*Problem details*:
Keep only the lines that hold the string "JSON", filtering out the rest of the entries below.
○ ○ ○ ○ ○ ○ ○
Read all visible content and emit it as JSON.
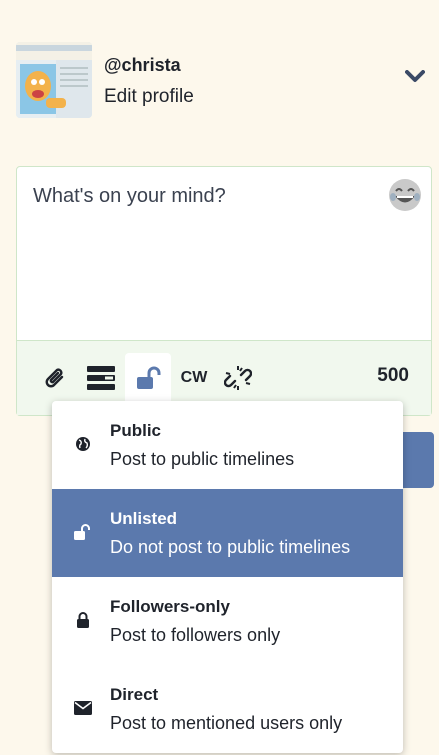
{
  "profile": {
    "handle": "@christa",
    "edit_label": "Edit profile"
  },
  "composer": {
    "placeholder": "What's on your mind?",
    "toolbar": {
      "cw_label": "CW",
      "char_count": "500"
    }
  },
  "privacy_menu": {
    "options": [
      {
        "title": "Public",
        "description": "Post to public timelines",
        "icon": "globe-icon",
        "selected": false
      },
      {
        "title": "Unlisted",
        "description": "Do not post to public timelines",
        "icon": "unlock-icon",
        "selected": true
      },
      {
        "title": "Followers-only",
        "description": "Post to followers only",
        "icon": "lock-icon",
        "selected": false
      },
      {
        "title": "Direct",
        "description": "Post to mentioned users only",
        "icon": "envelope-icon",
        "selected": false
      }
    ]
  },
  "colors": {
    "accent": "#5b79ad",
    "background": "#fdf8ec",
    "toolbar_bg": "#f1f8ee"
  }
}
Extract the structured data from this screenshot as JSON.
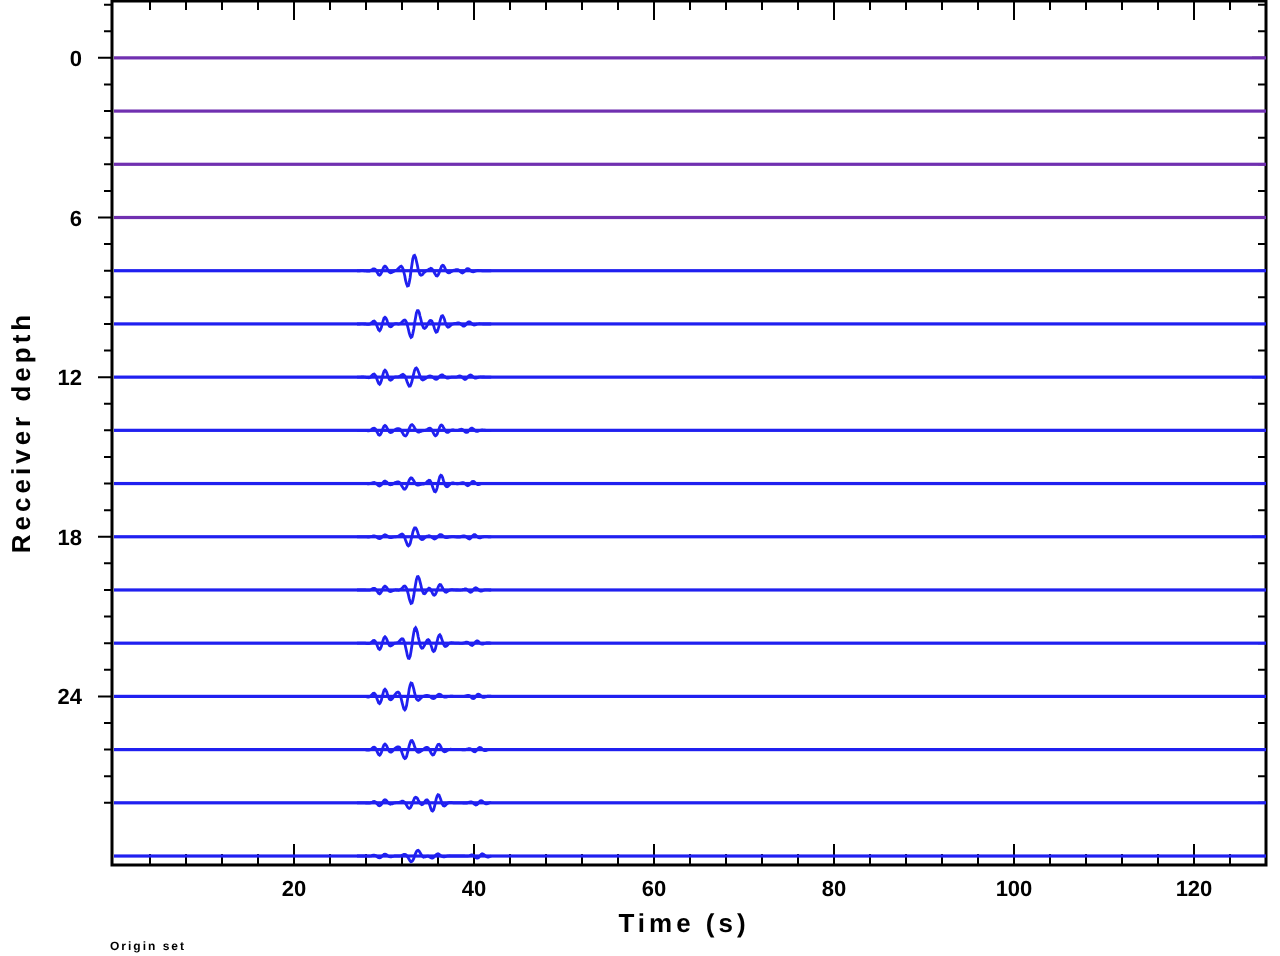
{
  "chart_data": {
    "type": "line",
    "xlabel": "Time (s)",
    "ylabel": "Receiver depth",
    "xlim": [
      0,
      128
    ],
    "ylim": [
      30.3,
      -2.1
    ],
    "xticks": [
      20,
      40,
      60,
      80,
      100,
      120
    ],
    "yticks": [
      0,
      6,
      12,
      18,
      24
    ],
    "ref_lines": [
      {
        "axis": "y",
        "value": 0,
        "color": "#7030b0"
      },
      {
        "axis": "y",
        "value": 2,
        "color": "#7030b0"
      },
      {
        "axis": "y",
        "value": 4,
        "color": "#7030b0"
      },
      {
        "axis": "y",
        "value": 6,
        "color": "#7030b0"
      },
      {
        "axis": "y",
        "value": 8,
        "color": "#2020f0"
      },
      {
        "axis": "y",
        "value": 10,
        "color": "#2020f0"
      },
      {
        "axis": "y",
        "value": 12,
        "color": "#2020f0"
      },
      {
        "axis": "y",
        "value": 14,
        "color": "#2020f0"
      },
      {
        "axis": "y",
        "value": 16,
        "color": "#2020f0"
      },
      {
        "axis": "y",
        "value": 18,
        "color": "#2020f0"
      },
      {
        "axis": "y",
        "value": 20,
        "color": "#2020f0"
      },
      {
        "axis": "y",
        "value": 22,
        "color": "#2020f0"
      },
      {
        "axis": "y",
        "value": 24,
        "color": "#2020f0"
      },
      {
        "axis": "y",
        "value": 26,
        "color": "#2020f0"
      },
      {
        "axis": "y",
        "value": 28,
        "color": "#2020f0"
      },
      {
        "axis": "y",
        "value": 30,
        "color": "#2020f0"
      }
    ]
  },
  "note": "Origin set"
}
○ ○ ○ ○ ○ ○ ○
*Full answer*:
Read all visible content and emit it as JSON.
Extract the structured data from this screenshot as JSON.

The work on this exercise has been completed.